Begin

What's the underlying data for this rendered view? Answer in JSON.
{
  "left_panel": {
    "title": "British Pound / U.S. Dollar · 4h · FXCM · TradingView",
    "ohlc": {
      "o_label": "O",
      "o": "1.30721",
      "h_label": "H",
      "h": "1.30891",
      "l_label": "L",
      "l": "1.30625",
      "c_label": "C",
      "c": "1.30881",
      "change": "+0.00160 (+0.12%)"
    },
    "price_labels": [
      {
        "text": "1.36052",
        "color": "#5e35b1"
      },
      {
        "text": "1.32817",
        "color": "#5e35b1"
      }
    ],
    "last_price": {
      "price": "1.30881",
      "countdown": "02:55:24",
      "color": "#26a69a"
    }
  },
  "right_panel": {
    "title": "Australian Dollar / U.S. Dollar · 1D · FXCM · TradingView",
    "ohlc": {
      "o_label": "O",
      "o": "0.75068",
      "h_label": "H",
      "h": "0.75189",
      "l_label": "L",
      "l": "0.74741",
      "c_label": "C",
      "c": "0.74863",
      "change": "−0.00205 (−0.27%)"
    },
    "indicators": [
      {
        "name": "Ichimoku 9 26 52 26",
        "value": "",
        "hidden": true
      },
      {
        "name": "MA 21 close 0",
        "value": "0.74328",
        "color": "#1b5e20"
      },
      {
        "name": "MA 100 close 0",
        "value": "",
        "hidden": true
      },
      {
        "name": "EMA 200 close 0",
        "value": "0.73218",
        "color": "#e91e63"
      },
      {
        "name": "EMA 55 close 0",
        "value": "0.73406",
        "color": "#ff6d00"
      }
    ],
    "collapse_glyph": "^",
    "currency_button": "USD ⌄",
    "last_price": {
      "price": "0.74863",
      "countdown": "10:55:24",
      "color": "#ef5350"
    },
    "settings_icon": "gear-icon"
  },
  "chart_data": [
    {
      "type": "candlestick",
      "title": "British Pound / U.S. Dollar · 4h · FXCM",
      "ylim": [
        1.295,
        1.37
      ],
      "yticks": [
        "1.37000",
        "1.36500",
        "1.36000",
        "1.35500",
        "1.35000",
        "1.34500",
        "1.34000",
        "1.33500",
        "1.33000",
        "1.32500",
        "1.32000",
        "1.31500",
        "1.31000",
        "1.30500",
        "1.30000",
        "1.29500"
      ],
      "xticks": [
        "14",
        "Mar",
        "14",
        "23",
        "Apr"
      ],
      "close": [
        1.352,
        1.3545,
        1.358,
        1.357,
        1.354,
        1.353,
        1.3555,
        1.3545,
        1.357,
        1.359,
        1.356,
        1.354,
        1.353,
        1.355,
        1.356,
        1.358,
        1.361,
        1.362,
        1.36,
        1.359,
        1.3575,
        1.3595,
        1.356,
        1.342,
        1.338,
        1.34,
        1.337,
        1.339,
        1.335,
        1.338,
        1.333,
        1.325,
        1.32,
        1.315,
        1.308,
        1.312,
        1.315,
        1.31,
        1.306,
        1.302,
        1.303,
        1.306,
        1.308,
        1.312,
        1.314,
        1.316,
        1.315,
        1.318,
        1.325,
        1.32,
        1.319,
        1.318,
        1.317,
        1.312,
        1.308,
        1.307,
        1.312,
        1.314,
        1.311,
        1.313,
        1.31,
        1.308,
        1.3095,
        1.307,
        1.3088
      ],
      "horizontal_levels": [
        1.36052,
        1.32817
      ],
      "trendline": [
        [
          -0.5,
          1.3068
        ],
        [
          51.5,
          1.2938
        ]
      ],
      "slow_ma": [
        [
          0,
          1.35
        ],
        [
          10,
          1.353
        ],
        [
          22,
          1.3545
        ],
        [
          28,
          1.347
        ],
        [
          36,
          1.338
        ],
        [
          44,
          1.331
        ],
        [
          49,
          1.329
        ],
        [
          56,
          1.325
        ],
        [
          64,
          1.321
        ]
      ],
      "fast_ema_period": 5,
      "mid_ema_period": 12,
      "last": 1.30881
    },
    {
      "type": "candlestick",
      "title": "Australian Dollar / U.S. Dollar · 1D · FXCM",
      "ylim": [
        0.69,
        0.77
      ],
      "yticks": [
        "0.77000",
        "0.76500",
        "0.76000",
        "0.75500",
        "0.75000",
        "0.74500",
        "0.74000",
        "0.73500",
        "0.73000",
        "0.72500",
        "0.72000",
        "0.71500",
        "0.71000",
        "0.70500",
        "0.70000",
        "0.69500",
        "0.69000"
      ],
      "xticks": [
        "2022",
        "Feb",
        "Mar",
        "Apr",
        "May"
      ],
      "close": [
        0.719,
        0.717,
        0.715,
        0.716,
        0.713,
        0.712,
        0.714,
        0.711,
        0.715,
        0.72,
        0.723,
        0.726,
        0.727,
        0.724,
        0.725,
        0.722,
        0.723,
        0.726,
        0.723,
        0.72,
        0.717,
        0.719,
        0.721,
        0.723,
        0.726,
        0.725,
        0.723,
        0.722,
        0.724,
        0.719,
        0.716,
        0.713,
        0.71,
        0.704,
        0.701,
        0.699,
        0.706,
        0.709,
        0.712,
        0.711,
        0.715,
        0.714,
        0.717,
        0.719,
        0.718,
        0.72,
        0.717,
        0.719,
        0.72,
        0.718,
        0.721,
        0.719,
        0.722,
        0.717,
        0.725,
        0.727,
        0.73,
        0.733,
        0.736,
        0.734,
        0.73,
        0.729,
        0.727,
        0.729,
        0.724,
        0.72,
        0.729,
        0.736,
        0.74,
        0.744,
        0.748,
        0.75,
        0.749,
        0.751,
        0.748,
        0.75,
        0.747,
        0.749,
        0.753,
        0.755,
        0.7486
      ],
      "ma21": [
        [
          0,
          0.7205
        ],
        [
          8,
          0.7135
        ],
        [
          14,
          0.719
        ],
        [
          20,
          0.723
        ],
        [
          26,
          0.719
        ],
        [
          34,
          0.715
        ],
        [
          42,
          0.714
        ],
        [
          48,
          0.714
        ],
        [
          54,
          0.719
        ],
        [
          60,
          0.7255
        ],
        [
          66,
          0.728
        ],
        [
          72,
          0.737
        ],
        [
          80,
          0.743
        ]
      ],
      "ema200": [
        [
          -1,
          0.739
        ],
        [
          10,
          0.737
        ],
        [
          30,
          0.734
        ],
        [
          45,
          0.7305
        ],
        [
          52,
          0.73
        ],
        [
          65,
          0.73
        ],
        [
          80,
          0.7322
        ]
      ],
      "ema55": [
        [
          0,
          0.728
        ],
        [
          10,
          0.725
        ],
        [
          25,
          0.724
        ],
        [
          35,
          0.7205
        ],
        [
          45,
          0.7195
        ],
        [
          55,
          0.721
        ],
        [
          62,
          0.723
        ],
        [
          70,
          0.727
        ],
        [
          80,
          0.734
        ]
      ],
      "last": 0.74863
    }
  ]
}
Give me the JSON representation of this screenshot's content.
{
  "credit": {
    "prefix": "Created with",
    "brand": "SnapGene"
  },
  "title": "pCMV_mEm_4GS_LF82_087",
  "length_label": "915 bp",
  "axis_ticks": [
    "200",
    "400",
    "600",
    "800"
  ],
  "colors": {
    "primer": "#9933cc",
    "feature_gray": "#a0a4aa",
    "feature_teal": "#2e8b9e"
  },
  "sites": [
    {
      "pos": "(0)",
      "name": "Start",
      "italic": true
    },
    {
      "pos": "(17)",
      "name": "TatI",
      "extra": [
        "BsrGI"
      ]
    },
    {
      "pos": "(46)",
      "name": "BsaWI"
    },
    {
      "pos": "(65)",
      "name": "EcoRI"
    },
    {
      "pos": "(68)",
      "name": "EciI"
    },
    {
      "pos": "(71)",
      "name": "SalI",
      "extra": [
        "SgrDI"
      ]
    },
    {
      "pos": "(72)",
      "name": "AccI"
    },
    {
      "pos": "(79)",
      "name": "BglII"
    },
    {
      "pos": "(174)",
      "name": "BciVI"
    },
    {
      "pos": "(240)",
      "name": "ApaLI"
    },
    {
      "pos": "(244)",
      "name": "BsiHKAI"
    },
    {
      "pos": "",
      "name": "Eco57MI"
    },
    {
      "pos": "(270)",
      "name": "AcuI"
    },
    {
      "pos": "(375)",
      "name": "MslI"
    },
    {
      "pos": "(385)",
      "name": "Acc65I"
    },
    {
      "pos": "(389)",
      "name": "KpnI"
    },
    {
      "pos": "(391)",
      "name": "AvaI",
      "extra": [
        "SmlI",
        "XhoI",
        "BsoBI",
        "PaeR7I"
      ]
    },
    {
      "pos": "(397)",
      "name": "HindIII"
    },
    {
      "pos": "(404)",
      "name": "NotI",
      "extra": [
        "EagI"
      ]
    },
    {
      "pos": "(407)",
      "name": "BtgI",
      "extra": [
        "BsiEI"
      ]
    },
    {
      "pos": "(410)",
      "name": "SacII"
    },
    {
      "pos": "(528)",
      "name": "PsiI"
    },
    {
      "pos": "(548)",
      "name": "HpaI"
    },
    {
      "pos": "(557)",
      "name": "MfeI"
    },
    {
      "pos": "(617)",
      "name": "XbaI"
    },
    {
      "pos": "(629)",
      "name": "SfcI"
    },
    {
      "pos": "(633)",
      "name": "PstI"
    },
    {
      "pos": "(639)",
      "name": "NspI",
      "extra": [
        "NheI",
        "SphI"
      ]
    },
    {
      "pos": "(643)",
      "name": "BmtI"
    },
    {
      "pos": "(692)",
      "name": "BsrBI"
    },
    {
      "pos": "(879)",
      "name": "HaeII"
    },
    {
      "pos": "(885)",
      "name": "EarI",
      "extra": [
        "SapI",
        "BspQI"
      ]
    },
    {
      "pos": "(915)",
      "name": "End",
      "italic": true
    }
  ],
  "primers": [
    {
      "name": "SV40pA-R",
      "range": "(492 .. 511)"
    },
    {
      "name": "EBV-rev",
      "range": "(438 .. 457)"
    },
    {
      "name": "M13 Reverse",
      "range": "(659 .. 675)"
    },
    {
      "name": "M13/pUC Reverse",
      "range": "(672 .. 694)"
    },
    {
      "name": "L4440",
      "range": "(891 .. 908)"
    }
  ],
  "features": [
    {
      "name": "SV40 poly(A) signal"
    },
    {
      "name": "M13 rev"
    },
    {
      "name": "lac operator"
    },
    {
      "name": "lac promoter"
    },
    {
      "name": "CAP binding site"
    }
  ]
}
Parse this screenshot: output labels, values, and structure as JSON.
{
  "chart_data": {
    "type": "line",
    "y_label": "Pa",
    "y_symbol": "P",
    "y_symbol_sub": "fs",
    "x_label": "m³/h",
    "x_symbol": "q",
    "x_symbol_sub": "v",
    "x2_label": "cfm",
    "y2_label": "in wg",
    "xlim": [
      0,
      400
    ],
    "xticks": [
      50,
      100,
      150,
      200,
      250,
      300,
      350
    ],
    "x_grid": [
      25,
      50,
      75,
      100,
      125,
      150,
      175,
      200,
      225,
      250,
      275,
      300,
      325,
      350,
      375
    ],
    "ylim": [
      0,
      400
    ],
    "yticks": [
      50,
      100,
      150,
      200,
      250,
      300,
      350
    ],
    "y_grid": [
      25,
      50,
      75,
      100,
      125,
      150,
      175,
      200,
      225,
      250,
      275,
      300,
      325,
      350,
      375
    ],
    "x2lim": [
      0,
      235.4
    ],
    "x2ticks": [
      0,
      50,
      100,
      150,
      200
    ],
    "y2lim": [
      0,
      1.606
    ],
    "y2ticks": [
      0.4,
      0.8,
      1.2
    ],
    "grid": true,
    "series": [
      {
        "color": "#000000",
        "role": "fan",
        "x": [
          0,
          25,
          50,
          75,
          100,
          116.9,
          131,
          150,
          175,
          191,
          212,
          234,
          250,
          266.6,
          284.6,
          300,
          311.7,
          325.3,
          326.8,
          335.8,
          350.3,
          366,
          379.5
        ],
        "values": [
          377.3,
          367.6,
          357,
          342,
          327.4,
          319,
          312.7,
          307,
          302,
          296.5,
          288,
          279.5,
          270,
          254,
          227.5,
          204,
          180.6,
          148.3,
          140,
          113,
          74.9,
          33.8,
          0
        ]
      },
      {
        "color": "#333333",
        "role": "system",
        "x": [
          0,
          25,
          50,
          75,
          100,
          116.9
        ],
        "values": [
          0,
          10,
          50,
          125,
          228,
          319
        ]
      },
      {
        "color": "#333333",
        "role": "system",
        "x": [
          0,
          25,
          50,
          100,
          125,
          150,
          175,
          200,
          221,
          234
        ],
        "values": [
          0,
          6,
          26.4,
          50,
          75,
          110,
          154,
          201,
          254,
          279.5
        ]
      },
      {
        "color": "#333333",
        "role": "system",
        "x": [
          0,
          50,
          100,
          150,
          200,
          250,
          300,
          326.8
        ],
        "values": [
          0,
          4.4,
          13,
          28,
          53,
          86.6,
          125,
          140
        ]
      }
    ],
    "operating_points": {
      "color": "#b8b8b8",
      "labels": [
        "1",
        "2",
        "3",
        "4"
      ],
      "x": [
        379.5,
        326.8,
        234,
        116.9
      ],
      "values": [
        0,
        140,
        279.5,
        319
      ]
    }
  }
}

End

*What is required*
Pull out every line in the material above where "TradingView" occurs.

*The solution*
    "title": "British Pound / U.S. Dollar · 4h · FXCM · TradingView",
    "title": "Australian Dollar / U.S. Dollar · 1D · FXCM · TradingView",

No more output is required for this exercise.